▸ **DIRECTIONS**: Find the line containing "Serialize everything readable", then print it and each following line through the end of the records, exactly and with nothing added; leave out any pictures.

>> begin DATA LISTING

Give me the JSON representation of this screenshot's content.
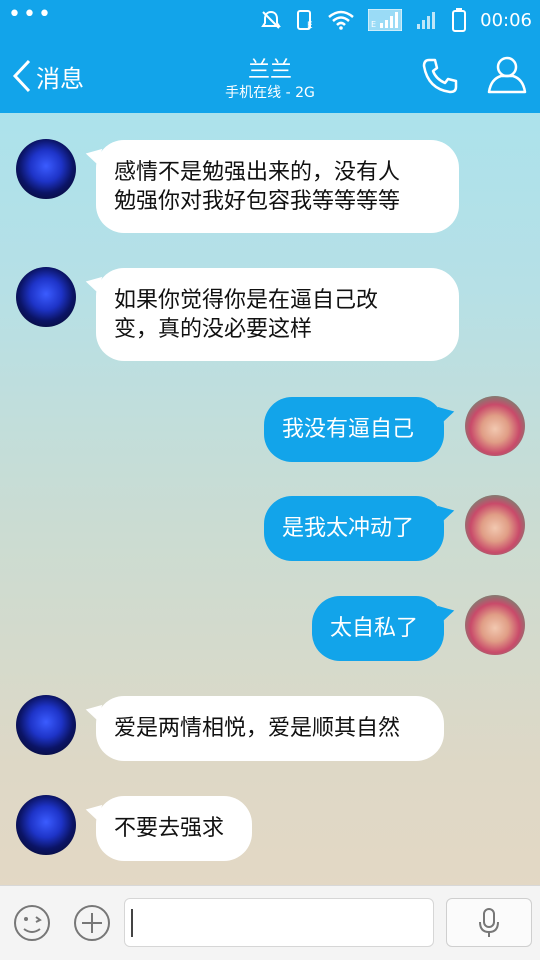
{
  "status_bar": {
    "time": "00:06",
    "network_label": "E",
    "icons": [
      "more-dots-icon",
      "mute-icon",
      "sim-icon",
      "wifi-icon",
      "signal-icon",
      "signal-weak-icon",
      "battery-icon"
    ]
  },
  "header": {
    "back_label": "消息",
    "title": "兰兰",
    "subtitle": "手机在线 - 2G",
    "icons": [
      "back-chevron-icon",
      "phone-icon",
      "contact-icon"
    ]
  },
  "messages": [
    {
      "side": "in",
      "text": "感情不是勉强出来的，没有人\n勉强你对我好包容我等等等等"
    },
    {
      "side": "in",
      "text": "如果你觉得你是在逼自己改\n变，真的没必要这样"
    },
    {
      "side": "out",
      "text": "我没有逼自己"
    },
    {
      "side": "out",
      "text": "是我太冲动了"
    },
    {
      "side": "out",
      "text": "太自私了"
    },
    {
      "side": "in",
      "text": "爱是两情相悦，爱是顺其自然"
    },
    {
      "side": "in",
      "text": "不要去强求"
    }
  ],
  "input_bar": {
    "value": "",
    "icons": [
      "emoji-icon",
      "plus-icon",
      "microphone-icon"
    ]
  },
  "colors": {
    "accent": "#12a4ea",
    "incoming_bubble": "#ffffff",
    "outgoing_bubble": "#12a4ea"
  }
}
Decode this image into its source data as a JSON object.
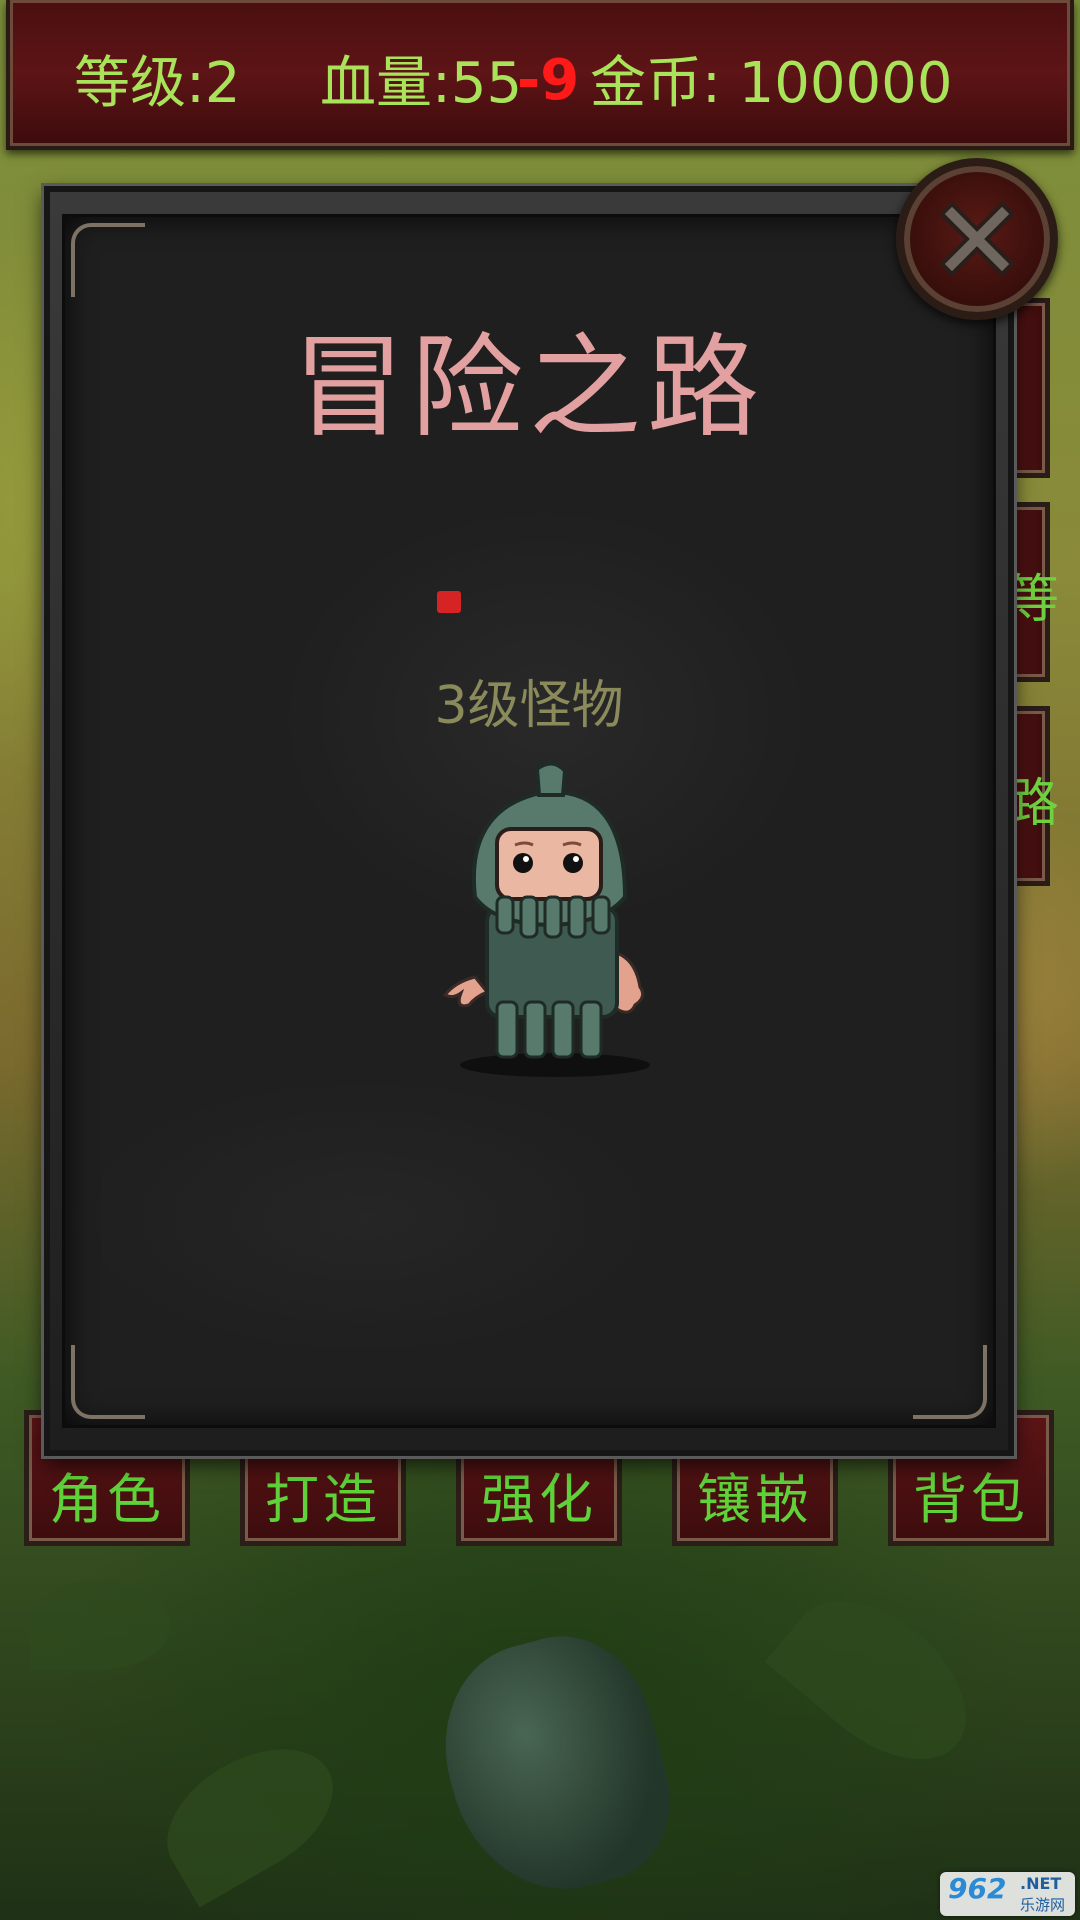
{
  "status_bar": {
    "level": "等级:2",
    "hp": "血量:55",
    "hp_delta": "-9",
    "gold": "金币: 100000"
  },
  "panel": {
    "title": "冒险之路",
    "monster_label": "3级怪物",
    "close_icon": "close-x-icon"
  },
  "side_buttons": [
    {
      "label": ""
    },
    {
      "label": "等"
    },
    {
      "label": "路"
    }
  ],
  "bottom_nav": [
    {
      "label": "角色"
    },
    {
      "label": "打造"
    },
    {
      "label": "强化"
    },
    {
      "label": "镶嵌"
    },
    {
      "label": "背包"
    }
  ],
  "watermark": {
    "brand": "962",
    "domain": ".NET",
    "subtitle": "乐游网"
  },
  "colors": {
    "stat_text": "#a9e35a",
    "damage": "#ff1a1a",
    "title": "#e3a0a0",
    "button_text": "#5fd23a",
    "panel_bg": "#1f1f1f",
    "bar_bg": "#5d1416"
  }
}
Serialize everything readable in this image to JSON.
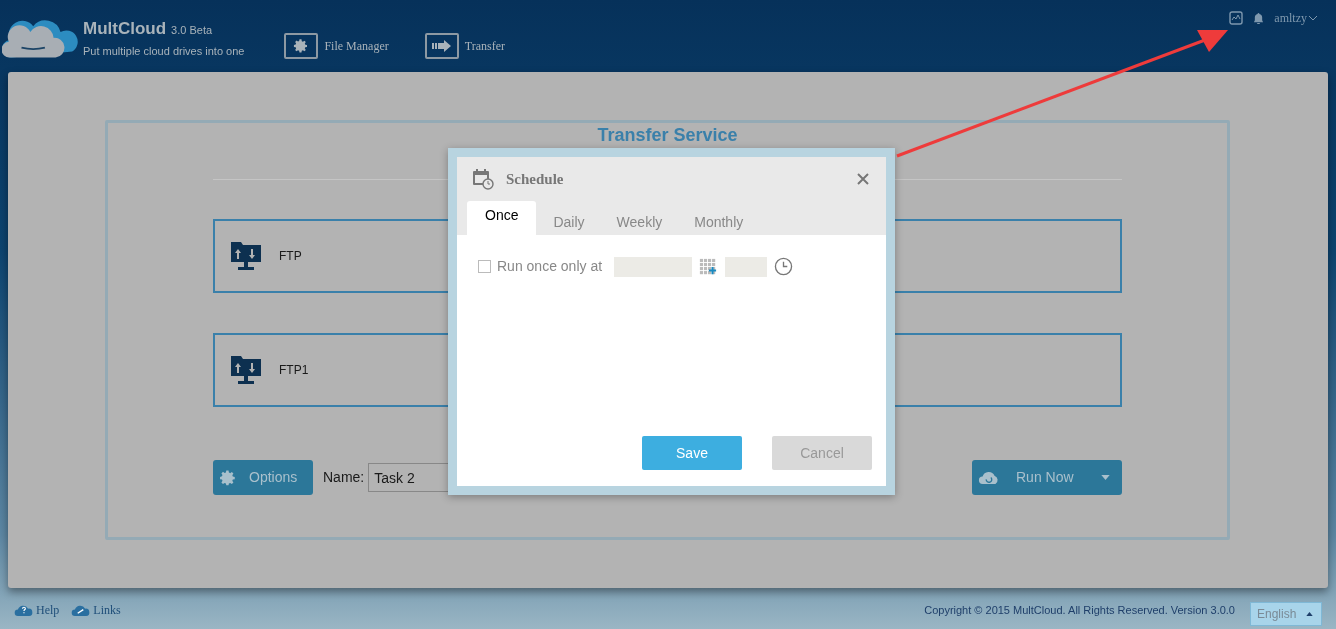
{
  "header": {
    "brand": "MultCloud",
    "version": "3.0 Beta",
    "tagline": "Put multiple cloud drives into one",
    "nav": [
      {
        "label": "File Manager",
        "kind": "gear"
      },
      {
        "label": "Transfer",
        "kind": "arrow"
      }
    ],
    "user": "amltzy"
  },
  "transfer_service": {
    "title": "Transfer Service",
    "sources": [
      {
        "label": "FTP"
      },
      {
        "label": "FTP1"
      }
    ],
    "options_button": "Options",
    "name_label": "Name:",
    "name_value": "Task 2",
    "run_button": "Run Now"
  },
  "dialog": {
    "title": "Schedule",
    "tabs": [
      {
        "label": "Once",
        "selected": true
      },
      {
        "label": "Daily",
        "selected": false
      },
      {
        "label": "Weekly",
        "selected": false
      },
      {
        "label": "Monthly",
        "selected": false
      }
    ],
    "run_once": {
      "label": "Run once only at",
      "checked": false
    },
    "buttons": [
      {
        "label": "Save",
        "kind": "primary"
      },
      {
        "label": "Cancel",
        "kind": "secondary"
      }
    ]
  },
  "footer": {
    "links": [
      {
        "label": "Help",
        "kind": "help"
      },
      {
        "label": "Links",
        "kind": "link"
      }
    ],
    "copyright": "Copyright © 2015 MultCloud. All Rights Reserved. Version 3.0.0",
    "language": "English"
  }
}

>> end DATA LISTING

▸ **FINAL ANSWER**:
Serialize everything readable in this image to JSON.
{
  "header": {
    "brand": "MultCloud",
    "version": "3.0 Beta",
    "tagline": "Put multiple cloud drives into one",
    "nav": [
      {
        "label": "File Manager",
        "kind": "gear"
      },
      {
        "label": "Transfer",
        "kind": "arrow"
      }
    ],
    "user": "amltzy"
  },
  "transfer_service": {
    "title": "Transfer Service",
    "sources": [
      {
        "label": "FTP"
      },
      {
        "label": "FTP1"
      }
    ],
    "options_button": "Options",
    "name_label": "Name:",
    "name_value": "Task 2",
    "run_button": "Run Now"
  },
  "dialog": {
    "title": "Schedule",
    "tabs": [
      {
        "label": "Once",
        "selected": true
      },
      {
        "label": "Daily",
        "selected": false
      },
      {
        "label": "Weekly",
        "selected": false
      },
      {
        "label": "Monthly",
        "selected": false
      }
    ],
    "run_once": {
      "label": "Run once only at",
      "checked": false
    },
    "buttons": [
      {
        "label": "Save",
        "kind": "primary"
      },
      {
        "label": "Cancel",
        "kind": "secondary"
      }
    ]
  },
  "footer": {
    "links": [
      {
        "label": "Help",
        "kind": "help"
      },
      {
        "label": "Links",
        "kind": "link"
      }
    ],
    "copyright": "Copyright © 2015 MultCloud. All Rights Reserved. Version 3.0.0",
    "language": "English"
  }
}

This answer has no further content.